SET PROBLEM -
For the entries that follow, state how many lines include the word "site", giving the number and nothing else.

[Rows from a figure dataset]

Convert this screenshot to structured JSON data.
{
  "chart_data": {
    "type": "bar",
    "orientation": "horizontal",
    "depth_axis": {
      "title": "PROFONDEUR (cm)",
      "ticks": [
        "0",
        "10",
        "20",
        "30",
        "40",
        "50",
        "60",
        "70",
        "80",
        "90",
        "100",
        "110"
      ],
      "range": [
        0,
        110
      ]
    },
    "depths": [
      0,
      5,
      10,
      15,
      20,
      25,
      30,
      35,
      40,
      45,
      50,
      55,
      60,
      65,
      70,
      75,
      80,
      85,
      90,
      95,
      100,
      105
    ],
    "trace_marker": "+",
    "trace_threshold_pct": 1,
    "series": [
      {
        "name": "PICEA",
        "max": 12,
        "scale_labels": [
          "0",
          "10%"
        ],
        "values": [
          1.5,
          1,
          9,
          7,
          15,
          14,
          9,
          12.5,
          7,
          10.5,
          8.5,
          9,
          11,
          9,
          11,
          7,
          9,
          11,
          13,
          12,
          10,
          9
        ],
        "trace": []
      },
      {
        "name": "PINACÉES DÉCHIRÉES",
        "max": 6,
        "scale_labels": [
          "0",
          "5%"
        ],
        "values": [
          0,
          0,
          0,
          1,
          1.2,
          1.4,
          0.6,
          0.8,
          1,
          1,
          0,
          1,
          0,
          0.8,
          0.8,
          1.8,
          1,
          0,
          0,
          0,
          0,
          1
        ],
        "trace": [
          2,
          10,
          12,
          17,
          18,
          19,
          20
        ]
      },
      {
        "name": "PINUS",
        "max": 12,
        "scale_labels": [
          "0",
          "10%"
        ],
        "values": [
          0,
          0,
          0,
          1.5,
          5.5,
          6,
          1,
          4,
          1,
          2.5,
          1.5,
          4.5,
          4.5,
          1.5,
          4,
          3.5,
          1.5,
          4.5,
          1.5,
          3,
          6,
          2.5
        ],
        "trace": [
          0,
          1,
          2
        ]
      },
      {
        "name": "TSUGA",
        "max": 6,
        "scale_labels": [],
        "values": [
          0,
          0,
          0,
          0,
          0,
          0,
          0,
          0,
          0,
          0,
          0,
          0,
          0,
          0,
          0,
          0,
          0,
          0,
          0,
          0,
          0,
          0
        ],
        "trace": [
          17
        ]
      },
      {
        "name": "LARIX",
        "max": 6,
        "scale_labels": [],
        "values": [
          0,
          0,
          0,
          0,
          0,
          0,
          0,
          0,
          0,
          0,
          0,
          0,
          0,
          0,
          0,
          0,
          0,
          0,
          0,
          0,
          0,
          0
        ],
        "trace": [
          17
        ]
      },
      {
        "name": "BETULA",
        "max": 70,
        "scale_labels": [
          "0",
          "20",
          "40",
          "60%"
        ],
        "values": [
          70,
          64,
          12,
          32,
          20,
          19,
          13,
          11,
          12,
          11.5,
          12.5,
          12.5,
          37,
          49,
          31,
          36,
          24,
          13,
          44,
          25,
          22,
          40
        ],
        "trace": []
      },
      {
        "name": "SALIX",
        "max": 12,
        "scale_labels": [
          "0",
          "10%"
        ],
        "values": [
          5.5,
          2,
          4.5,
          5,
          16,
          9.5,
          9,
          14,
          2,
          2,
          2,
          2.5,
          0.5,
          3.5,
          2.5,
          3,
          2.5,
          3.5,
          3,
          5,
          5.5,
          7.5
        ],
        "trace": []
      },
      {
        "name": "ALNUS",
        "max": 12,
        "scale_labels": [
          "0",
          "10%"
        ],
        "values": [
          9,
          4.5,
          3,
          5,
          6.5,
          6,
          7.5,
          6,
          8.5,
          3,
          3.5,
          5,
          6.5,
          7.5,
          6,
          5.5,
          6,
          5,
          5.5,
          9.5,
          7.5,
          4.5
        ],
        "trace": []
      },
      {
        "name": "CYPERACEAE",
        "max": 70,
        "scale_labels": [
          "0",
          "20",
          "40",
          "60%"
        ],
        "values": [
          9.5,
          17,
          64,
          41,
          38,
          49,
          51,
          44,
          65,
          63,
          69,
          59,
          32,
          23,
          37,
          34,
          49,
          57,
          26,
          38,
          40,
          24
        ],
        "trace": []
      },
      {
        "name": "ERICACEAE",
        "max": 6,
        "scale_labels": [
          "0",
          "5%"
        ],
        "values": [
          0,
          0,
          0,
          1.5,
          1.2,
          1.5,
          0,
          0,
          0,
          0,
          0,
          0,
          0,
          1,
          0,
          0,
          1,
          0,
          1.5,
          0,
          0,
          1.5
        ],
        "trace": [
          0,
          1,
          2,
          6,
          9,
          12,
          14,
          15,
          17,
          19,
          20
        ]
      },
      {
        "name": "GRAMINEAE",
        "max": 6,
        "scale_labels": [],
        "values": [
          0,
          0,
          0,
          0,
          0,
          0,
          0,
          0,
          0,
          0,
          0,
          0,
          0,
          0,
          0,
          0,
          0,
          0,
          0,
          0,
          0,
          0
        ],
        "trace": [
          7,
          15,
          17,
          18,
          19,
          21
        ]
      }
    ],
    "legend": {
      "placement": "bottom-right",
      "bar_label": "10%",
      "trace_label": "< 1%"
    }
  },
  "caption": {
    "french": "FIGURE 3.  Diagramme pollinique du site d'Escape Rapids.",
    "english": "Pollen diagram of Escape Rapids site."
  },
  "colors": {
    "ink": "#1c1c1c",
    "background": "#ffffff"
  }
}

TASK RESULT -
2